Task directions
Find the string "SQLINSTA" in the entries and copy each line that has it.

### Extracted entries ###

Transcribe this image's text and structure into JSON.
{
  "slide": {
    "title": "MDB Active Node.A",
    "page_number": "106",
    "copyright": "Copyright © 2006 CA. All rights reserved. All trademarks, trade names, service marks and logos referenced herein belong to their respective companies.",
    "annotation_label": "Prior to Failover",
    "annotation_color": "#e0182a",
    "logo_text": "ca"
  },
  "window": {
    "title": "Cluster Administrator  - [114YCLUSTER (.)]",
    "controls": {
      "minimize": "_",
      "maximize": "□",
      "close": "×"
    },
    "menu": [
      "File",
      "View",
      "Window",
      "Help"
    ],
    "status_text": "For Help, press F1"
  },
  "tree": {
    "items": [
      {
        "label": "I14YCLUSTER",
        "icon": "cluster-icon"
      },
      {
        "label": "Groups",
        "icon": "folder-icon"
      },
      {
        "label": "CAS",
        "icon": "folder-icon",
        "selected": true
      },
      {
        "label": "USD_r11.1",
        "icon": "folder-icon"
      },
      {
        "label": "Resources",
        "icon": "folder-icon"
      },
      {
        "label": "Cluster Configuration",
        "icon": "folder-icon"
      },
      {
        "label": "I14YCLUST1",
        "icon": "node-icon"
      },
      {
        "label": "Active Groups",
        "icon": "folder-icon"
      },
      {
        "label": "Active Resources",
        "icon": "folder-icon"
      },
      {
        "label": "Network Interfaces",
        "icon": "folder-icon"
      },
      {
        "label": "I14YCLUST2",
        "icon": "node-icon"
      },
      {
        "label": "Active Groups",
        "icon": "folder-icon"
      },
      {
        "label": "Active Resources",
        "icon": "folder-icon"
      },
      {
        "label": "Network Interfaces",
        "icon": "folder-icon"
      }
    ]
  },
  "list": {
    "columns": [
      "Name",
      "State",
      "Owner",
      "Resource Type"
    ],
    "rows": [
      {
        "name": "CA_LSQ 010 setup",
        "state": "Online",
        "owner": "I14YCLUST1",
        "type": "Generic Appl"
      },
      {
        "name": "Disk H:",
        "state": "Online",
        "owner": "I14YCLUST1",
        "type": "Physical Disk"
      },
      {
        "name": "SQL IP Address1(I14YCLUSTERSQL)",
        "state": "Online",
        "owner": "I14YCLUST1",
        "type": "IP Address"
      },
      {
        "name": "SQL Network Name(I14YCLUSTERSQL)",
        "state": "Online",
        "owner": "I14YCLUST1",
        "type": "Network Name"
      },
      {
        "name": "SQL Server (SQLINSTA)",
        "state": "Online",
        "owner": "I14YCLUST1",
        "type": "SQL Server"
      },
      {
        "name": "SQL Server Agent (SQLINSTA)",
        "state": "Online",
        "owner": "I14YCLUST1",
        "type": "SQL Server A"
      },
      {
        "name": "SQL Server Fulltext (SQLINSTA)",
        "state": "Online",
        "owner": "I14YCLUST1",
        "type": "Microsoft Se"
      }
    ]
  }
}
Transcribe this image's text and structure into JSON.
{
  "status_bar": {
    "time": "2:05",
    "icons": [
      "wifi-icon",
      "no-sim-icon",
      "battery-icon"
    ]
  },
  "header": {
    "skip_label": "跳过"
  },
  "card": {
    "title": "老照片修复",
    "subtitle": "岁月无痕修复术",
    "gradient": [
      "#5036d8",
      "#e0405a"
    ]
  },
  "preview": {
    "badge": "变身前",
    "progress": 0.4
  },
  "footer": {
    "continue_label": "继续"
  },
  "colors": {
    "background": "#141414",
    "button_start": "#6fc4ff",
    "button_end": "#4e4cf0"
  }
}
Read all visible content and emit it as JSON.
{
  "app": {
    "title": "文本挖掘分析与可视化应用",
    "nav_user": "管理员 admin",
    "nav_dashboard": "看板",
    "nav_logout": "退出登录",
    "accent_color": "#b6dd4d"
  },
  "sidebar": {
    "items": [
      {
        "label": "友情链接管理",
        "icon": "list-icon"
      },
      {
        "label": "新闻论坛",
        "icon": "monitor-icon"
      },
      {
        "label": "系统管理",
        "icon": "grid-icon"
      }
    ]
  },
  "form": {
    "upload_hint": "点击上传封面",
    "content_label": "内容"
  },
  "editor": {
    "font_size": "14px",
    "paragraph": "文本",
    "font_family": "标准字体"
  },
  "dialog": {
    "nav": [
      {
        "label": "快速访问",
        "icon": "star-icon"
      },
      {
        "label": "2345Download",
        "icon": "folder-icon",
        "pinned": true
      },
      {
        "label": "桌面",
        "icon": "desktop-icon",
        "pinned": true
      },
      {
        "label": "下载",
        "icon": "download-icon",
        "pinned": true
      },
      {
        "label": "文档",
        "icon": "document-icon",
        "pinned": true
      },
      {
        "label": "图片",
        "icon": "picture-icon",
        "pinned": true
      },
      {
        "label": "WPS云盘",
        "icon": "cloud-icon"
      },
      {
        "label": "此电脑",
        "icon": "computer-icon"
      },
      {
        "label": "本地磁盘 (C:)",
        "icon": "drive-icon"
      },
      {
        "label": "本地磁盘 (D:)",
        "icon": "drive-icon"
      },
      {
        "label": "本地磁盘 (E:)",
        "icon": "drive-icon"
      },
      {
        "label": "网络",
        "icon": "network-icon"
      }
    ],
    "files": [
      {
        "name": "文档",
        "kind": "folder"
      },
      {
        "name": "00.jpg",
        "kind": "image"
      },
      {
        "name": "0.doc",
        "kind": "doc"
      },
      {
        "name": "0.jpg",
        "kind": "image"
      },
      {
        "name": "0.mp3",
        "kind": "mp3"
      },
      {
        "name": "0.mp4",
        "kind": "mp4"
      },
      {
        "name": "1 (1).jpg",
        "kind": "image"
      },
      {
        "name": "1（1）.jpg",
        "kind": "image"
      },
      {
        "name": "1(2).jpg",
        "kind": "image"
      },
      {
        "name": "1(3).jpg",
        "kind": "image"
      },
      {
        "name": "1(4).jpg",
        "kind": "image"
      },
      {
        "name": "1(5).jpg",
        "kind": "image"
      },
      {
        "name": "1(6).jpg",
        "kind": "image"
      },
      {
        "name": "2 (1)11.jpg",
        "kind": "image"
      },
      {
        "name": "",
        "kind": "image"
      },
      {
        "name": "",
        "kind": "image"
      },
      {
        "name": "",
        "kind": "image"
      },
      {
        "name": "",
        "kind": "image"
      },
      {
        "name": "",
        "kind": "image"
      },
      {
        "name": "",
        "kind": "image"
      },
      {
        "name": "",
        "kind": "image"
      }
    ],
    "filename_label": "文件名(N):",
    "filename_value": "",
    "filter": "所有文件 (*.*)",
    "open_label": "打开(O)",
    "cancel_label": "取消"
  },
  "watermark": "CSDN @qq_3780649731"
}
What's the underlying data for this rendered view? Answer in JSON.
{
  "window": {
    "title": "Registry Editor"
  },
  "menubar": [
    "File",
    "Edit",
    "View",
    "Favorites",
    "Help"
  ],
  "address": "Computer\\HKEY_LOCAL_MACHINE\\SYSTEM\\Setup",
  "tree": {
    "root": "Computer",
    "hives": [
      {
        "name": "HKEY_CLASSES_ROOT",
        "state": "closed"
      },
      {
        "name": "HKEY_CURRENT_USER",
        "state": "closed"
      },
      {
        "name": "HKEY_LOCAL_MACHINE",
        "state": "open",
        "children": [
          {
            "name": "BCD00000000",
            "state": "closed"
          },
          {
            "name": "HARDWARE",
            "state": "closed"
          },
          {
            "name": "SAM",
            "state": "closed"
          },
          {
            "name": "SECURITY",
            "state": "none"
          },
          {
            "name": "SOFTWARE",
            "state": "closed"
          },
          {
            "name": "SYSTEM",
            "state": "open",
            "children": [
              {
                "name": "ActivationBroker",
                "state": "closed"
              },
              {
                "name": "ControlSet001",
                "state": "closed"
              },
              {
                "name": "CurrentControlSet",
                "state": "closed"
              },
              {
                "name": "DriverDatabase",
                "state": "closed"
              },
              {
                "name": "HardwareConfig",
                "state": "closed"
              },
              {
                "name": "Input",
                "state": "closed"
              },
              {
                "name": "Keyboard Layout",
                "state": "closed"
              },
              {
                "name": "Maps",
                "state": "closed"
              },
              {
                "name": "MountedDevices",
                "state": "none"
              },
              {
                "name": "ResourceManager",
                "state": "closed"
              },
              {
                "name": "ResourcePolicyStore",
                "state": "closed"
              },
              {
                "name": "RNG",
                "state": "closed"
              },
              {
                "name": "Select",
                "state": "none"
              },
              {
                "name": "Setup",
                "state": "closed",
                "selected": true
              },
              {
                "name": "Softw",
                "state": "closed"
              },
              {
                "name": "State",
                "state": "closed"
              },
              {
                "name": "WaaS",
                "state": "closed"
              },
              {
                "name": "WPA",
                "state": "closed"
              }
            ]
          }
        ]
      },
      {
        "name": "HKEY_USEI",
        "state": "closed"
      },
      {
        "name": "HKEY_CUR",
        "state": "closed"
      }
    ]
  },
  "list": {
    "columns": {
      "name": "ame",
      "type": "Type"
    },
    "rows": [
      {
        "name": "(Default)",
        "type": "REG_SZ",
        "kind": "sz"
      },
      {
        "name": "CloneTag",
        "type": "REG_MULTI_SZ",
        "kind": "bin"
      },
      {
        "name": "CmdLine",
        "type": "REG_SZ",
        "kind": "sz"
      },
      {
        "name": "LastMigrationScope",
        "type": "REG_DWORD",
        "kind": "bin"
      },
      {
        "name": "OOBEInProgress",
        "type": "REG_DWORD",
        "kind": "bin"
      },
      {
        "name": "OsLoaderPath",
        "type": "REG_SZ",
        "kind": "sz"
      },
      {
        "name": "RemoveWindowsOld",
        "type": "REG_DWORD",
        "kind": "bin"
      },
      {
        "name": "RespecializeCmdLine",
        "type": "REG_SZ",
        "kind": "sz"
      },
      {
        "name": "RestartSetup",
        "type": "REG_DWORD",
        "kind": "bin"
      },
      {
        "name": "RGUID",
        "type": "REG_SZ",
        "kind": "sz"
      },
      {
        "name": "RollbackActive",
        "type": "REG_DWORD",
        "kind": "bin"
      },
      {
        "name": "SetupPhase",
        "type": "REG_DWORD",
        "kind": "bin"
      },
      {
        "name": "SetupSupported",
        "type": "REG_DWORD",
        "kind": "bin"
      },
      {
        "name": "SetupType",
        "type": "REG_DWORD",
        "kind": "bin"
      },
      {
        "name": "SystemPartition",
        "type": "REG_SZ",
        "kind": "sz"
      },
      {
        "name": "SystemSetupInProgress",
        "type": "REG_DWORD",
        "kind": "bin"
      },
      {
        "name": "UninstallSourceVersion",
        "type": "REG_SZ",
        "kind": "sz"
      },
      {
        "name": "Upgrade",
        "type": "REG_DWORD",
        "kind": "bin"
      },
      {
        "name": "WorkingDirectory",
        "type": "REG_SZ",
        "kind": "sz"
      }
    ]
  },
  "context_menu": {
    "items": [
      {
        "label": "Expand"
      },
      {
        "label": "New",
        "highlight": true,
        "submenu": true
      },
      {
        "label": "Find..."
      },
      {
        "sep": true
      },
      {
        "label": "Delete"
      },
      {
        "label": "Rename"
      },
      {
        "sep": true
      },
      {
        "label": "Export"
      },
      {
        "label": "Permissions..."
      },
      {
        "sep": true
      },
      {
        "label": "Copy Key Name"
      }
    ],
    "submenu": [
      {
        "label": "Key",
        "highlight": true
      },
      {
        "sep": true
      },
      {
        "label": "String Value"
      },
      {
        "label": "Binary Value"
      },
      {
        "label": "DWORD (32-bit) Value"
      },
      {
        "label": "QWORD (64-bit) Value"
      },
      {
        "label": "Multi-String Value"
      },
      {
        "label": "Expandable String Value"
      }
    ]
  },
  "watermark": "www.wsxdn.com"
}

###

Answer to this exercise
        "name": "SQL Server (SQLINSTA)",
        "name": "SQL Server Agent (SQLINSTA)",
        "name": "SQL Server Fulltext (SQLINSTA)",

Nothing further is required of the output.